◆ **Request**:
Rewrite every line of the records below, changing "fit-line" to "regression-line" wherever it occurs and leaving everything else unchanged.

>> start Material for this exercise

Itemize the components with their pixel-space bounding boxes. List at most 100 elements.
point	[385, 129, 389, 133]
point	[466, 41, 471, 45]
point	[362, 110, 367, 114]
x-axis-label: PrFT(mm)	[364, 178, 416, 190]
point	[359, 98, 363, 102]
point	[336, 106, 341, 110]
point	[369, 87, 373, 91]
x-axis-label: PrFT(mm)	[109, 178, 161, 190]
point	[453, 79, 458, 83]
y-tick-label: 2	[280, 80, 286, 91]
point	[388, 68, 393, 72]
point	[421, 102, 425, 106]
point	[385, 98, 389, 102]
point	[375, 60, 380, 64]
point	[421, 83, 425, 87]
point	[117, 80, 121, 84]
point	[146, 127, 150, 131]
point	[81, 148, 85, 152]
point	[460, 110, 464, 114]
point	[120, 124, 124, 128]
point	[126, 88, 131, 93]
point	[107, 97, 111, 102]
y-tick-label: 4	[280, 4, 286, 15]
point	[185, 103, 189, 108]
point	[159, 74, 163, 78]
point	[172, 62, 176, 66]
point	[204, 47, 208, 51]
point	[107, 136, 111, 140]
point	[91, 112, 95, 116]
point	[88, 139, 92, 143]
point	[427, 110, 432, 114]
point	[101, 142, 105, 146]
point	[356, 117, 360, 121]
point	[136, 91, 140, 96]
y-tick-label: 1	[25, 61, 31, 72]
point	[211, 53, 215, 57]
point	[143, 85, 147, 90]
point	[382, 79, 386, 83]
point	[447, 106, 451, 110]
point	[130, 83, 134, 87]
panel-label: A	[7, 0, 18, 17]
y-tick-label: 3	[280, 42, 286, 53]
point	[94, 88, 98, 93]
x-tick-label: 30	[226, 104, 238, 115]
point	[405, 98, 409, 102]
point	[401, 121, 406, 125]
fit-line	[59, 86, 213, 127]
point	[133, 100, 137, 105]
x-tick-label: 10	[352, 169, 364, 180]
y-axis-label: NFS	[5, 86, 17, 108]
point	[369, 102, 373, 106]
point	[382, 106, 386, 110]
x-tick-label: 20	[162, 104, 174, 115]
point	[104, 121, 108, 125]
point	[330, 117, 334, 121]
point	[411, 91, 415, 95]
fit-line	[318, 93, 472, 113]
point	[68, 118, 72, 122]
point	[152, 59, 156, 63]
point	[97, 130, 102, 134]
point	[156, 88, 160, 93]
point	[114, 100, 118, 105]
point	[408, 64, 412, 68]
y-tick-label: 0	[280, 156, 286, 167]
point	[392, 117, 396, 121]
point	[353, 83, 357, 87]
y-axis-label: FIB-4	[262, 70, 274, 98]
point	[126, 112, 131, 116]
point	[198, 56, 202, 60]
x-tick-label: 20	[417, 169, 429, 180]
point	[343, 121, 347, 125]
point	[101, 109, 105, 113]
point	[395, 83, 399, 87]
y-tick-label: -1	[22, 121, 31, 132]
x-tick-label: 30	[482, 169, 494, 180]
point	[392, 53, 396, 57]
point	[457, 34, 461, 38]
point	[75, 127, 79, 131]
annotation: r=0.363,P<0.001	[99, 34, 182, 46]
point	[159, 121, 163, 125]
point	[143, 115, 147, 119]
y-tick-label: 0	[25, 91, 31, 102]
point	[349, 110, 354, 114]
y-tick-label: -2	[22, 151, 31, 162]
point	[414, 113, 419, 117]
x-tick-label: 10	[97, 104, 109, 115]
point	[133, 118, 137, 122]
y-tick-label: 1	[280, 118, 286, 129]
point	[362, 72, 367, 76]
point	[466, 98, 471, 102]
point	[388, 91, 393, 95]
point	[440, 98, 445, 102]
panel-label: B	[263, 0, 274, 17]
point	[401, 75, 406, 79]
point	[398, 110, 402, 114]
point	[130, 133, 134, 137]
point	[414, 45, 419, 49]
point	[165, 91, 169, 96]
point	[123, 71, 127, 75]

>> end Material for this exercise

◆ **Solution for this problem**:
Itemize the components with their pixel-space bounding boxes. List at most 100 elements.
point	[385, 129, 389, 133]
point	[466, 41, 471, 45]
point	[362, 110, 367, 114]
x-axis-label: PrFT(mm)	[364, 178, 416, 190]
point	[359, 98, 363, 102]
point	[336, 106, 341, 110]
point	[369, 87, 373, 91]
x-axis-label: PrFT(mm)	[109, 178, 161, 190]
point	[453, 79, 458, 83]
y-tick-label: 2	[280, 80, 286, 91]
point	[388, 68, 393, 72]
point	[421, 102, 425, 106]
point	[385, 98, 389, 102]
point	[375, 60, 380, 64]
point	[421, 83, 425, 87]
point	[117, 80, 121, 84]
point	[146, 127, 150, 131]
point	[81, 148, 85, 152]
point	[460, 110, 464, 114]
point	[120, 124, 124, 128]
point	[126, 88, 131, 93]
point	[107, 97, 111, 102]
y-tick-label: 4	[280, 4, 286, 15]
point	[185, 103, 189, 108]
point	[159, 74, 163, 78]
point	[172, 62, 176, 66]
point	[204, 47, 208, 51]
point	[107, 136, 111, 140]
point	[91, 112, 95, 116]
point	[88, 139, 92, 143]
point	[427, 110, 432, 114]
point	[101, 142, 105, 146]
point	[356, 117, 360, 121]
point	[136, 91, 140, 96]
y-tick-label: 1	[25, 61, 31, 72]
point	[211, 53, 215, 57]
point	[143, 85, 147, 90]
point	[382, 79, 386, 83]
point	[447, 106, 451, 110]
point	[130, 83, 134, 87]
panel-label: A	[7, 0, 18, 17]
y-tick-label: 3	[280, 42, 286, 53]
point	[94, 88, 98, 93]
x-tick-label: 30	[226, 104, 238, 115]
point	[405, 98, 409, 102]
point	[401, 121, 406, 125]
regression-line	[59, 86, 213, 127]
point	[133, 100, 137, 105]
x-tick-label: 10	[352, 169, 364, 180]
y-axis-label: NFS	[5, 86, 17, 108]
point	[369, 102, 373, 106]
point	[382, 106, 386, 110]
x-tick-label: 20	[162, 104, 174, 115]
point	[104, 121, 108, 125]
point	[330, 117, 334, 121]
point	[411, 91, 415, 95]
regression-line	[318, 93, 472, 113]
point	[68, 118, 72, 122]
point	[152, 59, 156, 63]
point	[97, 130, 102, 134]
point	[156, 88, 160, 93]
point	[114, 100, 118, 105]
point	[408, 64, 412, 68]
y-tick-label: 0	[280, 156, 286, 167]
point	[392, 117, 396, 121]
point	[353, 83, 357, 87]
y-axis-label: FIB-4	[262, 70, 274, 98]
point	[126, 112, 131, 116]
point	[198, 56, 202, 60]
x-tick-label: 20	[417, 169, 429, 180]
point	[343, 121, 347, 125]
point	[101, 109, 105, 113]
point	[395, 83, 399, 87]
y-tick-label: -1	[22, 121, 31, 132]
x-tick-label: 30	[482, 169, 494, 180]
point	[392, 53, 396, 57]
point	[457, 34, 461, 38]
point	[75, 127, 79, 131]
annotation: r=0.363,P<0.001	[99, 34, 182, 46]
point	[159, 121, 163, 125]
point	[143, 115, 147, 119]
y-tick-label: 0	[25, 91, 31, 102]
point	[349, 110, 354, 114]
y-tick-label: -2	[22, 151, 31, 162]
point	[414, 113, 419, 117]
x-tick-label: 10	[97, 104, 109, 115]
point	[133, 118, 137, 122]
y-tick-label: 1	[280, 118, 286, 129]
point	[362, 72, 367, 76]
point	[466, 98, 471, 102]
point	[388, 91, 393, 95]
point	[440, 98, 445, 102]
panel-label: B	[263, 0, 274, 17]
point	[401, 75, 406, 79]
point	[398, 110, 402, 114]
point	[130, 133, 134, 137]
point	[414, 45, 419, 49]
point	[165, 91, 169, 96]
point	[123, 71, 127, 75]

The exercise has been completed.